## Start

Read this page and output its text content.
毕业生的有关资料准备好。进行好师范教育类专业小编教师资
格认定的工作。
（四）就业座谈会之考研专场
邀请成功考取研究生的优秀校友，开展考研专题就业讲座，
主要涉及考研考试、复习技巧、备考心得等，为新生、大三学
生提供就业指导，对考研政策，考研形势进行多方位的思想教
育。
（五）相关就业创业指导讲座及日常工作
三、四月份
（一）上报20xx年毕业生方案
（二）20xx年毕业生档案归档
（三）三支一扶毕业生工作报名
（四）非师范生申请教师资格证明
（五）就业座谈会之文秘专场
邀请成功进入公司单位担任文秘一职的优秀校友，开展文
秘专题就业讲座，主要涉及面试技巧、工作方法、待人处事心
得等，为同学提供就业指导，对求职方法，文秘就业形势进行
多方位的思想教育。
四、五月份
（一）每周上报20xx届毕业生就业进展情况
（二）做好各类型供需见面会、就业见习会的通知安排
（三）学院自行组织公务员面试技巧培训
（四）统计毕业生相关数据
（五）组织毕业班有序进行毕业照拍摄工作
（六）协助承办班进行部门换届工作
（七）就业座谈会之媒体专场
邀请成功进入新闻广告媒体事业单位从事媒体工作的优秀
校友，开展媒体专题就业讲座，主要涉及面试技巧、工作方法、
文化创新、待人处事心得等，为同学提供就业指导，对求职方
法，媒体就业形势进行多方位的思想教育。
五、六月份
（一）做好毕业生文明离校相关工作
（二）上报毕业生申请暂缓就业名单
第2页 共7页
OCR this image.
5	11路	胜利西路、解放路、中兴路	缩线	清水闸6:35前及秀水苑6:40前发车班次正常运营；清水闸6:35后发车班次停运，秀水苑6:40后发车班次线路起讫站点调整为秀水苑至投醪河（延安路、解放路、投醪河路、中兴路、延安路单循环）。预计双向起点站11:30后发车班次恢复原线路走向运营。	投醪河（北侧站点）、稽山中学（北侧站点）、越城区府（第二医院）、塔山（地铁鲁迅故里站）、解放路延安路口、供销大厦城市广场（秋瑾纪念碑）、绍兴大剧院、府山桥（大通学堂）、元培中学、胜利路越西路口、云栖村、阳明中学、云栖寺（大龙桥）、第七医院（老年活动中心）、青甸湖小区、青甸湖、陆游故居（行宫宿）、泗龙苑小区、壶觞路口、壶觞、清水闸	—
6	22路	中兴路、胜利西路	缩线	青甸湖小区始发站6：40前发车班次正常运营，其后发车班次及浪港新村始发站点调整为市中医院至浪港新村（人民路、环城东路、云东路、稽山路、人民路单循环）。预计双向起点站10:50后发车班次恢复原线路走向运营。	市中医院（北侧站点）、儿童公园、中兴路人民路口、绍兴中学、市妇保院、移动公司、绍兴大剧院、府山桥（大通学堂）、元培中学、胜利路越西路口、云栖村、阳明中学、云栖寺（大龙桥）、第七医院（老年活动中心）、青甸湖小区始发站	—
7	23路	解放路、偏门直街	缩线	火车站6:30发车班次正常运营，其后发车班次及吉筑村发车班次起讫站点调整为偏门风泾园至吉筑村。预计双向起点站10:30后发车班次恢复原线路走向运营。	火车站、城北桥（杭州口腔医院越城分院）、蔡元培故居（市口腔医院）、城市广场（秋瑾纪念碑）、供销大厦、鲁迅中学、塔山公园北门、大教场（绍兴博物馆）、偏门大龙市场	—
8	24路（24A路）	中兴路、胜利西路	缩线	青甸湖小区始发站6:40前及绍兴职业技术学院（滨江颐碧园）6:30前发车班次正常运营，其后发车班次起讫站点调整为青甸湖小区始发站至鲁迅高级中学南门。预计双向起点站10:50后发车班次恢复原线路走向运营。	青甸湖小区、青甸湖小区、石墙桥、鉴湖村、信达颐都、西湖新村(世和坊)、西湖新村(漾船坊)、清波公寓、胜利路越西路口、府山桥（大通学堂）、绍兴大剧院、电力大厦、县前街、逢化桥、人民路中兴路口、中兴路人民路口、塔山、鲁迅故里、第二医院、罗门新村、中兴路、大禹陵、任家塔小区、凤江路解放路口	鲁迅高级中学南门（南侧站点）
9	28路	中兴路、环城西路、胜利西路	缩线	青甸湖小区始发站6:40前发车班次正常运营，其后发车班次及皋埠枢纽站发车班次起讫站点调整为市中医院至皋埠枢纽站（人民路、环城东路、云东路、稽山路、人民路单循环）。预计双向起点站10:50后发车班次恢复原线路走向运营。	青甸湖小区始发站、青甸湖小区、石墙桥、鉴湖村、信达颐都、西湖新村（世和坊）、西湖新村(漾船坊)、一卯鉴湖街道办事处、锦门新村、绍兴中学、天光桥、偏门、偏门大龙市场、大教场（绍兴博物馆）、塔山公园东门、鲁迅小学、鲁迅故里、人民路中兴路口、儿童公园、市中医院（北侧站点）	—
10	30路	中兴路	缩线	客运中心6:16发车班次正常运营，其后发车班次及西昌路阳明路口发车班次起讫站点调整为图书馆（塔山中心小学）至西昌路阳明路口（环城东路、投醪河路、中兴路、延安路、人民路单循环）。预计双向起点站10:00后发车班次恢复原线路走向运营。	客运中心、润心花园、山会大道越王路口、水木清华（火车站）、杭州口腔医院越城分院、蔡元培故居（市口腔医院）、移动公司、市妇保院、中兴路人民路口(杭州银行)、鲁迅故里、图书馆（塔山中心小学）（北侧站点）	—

## End

- _Prompt_: List the lines of the records where "工作方法" occurs.

- _Task result_:
秘专题就业讲座，主要涉及面试技巧、工作方法、待人处事心
校友，开展媒体专题就业讲座，主要涉及面试技巧、工作方法、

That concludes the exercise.